(Dataset items)

+===+

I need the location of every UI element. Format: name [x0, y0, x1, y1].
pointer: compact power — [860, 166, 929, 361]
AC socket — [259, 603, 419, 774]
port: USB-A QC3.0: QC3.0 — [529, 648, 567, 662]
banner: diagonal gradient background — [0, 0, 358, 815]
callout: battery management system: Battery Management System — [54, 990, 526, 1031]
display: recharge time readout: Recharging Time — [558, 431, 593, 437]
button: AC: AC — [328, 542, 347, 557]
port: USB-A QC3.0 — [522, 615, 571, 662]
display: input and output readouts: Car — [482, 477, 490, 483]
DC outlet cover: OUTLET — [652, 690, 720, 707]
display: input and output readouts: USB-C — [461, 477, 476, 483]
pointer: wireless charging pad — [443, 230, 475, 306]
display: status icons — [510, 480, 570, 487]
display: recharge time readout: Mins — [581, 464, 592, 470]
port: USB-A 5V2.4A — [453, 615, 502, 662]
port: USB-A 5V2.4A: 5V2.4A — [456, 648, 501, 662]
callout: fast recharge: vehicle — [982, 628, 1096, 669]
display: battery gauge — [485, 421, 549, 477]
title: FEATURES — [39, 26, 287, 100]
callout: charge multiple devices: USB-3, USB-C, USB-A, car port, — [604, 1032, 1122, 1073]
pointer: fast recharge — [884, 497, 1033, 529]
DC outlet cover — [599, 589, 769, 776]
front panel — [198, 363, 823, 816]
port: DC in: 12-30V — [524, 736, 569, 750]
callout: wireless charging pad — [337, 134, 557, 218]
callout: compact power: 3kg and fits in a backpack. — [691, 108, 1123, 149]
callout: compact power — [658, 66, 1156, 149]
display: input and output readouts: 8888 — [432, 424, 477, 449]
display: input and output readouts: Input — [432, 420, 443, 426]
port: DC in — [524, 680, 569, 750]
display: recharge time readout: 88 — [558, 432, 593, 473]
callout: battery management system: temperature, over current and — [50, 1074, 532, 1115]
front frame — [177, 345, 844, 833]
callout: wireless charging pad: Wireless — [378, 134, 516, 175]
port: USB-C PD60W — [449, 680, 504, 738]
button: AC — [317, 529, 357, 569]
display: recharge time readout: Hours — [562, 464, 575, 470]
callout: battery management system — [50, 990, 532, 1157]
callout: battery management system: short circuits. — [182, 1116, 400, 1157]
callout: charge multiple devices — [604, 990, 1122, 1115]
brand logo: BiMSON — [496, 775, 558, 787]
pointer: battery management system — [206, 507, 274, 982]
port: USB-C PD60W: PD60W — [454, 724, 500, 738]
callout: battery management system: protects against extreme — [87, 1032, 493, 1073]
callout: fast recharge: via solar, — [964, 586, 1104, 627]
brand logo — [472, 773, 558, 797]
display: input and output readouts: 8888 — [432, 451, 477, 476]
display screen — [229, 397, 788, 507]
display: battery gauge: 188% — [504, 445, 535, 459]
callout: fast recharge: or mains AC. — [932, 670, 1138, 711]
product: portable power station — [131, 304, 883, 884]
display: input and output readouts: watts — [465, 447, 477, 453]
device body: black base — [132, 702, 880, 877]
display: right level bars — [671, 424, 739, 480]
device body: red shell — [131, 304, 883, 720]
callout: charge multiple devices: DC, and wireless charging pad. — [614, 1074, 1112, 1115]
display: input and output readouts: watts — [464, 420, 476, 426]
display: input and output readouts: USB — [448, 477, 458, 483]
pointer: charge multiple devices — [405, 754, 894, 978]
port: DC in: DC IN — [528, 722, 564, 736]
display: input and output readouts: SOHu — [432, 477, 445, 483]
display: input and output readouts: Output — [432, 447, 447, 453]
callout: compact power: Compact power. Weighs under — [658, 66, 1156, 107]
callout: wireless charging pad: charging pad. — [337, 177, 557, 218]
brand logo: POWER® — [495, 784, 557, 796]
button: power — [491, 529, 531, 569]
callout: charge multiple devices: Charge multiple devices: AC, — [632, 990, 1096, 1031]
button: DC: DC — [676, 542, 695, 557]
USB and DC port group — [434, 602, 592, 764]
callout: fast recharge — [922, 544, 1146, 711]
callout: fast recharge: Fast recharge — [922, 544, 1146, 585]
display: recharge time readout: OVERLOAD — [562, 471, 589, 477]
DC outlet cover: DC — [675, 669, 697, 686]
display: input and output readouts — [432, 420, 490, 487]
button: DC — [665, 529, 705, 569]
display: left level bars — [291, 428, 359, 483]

+===+

▸ YOUR TASK
Can you extract every line of the records above and reproduce each one verbatim?

▸ FULL RESPONSE
I need the location of every UI element. Format: name [x0, y0, x1, y1].
pointer: compact power — [860, 166, 929, 361]
AC socket — [259, 603, 419, 774]
port: USB-A QC3.0: QC3.0 — [529, 648, 567, 662]
banner: diagonal gradient background — [0, 0, 358, 815]
callout: battery management system: Battery Management System — [54, 990, 526, 1031]
display: recharge time readout: Recharging Time — [558, 431, 593, 437]
button: AC: AC — [328, 542, 347, 557]
port: USB-A QC3.0 — [522, 615, 571, 662]
display: input and output readouts: Car — [482, 477, 490, 483]
DC outlet cover: OUTLET — [652, 690, 720, 707]
display: input and output readouts: USB-C — [461, 477, 476, 483]
pointer: wireless charging pad — [443, 230, 475, 306]
display: status icons — [510, 480, 570, 487]
display: recharge time readout: Mins — [581, 464, 592, 470]
port: USB-A 5V2.4A — [453, 615, 502, 662]
port: USB-A 5V2.4A: 5V2.4A — [456, 648, 501, 662]
callout: fast recharge: vehicle — [982, 628, 1096, 669]
display: battery gauge — [485, 421, 549, 477]
title: FEATURES — [39, 26, 287, 100]
callout: charge multiple devices: USB-3, USB-C, USB-A, car port, — [604, 1032, 1122, 1073]
pointer: fast recharge — [884, 497, 1033, 529]
DC outlet cover — [599, 589, 769, 776]
front panel — [198, 363, 823, 816]
port: DC in: 12-30V — [524, 736, 569, 750]
callout: wireless charging pad — [337, 134, 557, 218]
callout: compact power: 3kg and fits in a backpack. — [691, 108, 1123, 149]
callout: compact power — [658, 66, 1156, 149]
display: input and output readouts: 8888 — [432, 424, 477, 449]
display: input and output readouts: Input — [432, 420, 443, 426]
port: DC in — [524, 680, 569, 750]
display: recharge time readout: 88 — [558, 432, 593, 473]
callout: battery management system: temperature, over current and — [50, 1074, 532, 1115]
front frame — [177, 345, 844, 833]
callout: wireless charging pad: Wireless — [378, 134, 516, 175]
port: USB-C PD60W — [449, 680, 504, 738]
button: AC — [317, 529, 357, 569]
display: recharge time readout: Hours — [562, 464, 575, 470]
callout: battery management system — [50, 990, 532, 1157]
callout: battery management system: short circuits. — [182, 1116, 400, 1157]
callout: charge multiple devices — [604, 990, 1122, 1115]
brand logo: BiMSON — [496, 775, 558, 787]
pointer: battery management system — [206, 507, 274, 982]
port: USB-C PD60W: PD60W — [454, 724, 500, 738]
callout: battery management system: protects against extreme — [87, 1032, 493, 1073]
callout: fast recharge: via solar, — [964, 586, 1104, 627]
brand logo — [472, 773, 558, 797]
display: input and output readouts: 8888 — [432, 451, 477, 476]
display screen — [229, 397, 788, 507]
display: battery gauge: 188% — [504, 445, 535, 459]
callout: fast recharge: or mains AC. — [932, 670, 1138, 711]
product: portable power station — [131, 304, 883, 884]
display: input and output readouts: watts — [465, 447, 477, 453]
device body: black base — [132, 702, 880, 877]
display: right level bars — [671, 424, 739, 480]
device body: red shell — [131, 304, 883, 720]
callout: charge multiple devices: DC, and wireless charging pad. — [614, 1074, 1112, 1115]
display: input and output readouts: watts — [464, 420, 476, 426]
display: input and output readouts: USB — [448, 477, 458, 483]
pointer: charge multiple devices — [405, 754, 894, 978]
port: DC in: DC IN — [528, 722, 564, 736]
display: input and output readouts: SOHu — [432, 477, 445, 483]
display: input and output readouts: Output — [432, 447, 447, 453]
callout: compact power: Compact power. Weighs under — [658, 66, 1156, 107]
callout: wireless charging pad: charging pad. — [337, 177, 557, 218]
brand logo: POWER® — [495, 784, 557, 796]
button: power — [491, 529, 531, 569]
callout: charge multiple devices: Charge multiple devices: AC, — [632, 990, 1096, 1031]
button: DC: DC — [676, 542, 695, 557]
USB and DC port group — [434, 602, 592, 764]
callout: fast recharge — [922, 544, 1146, 711]
callout: fast recharge: Fast recharge — [922, 544, 1146, 585]
display: recharge time readout: OVERLOAD — [562, 471, 589, 477]
DC outlet cover: DC — [675, 669, 697, 686]
display: input and output readouts — [432, 420, 490, 487]
button: DC — [665, 529, 705, 569]
display: left level bars — [291, 428, 359, 483]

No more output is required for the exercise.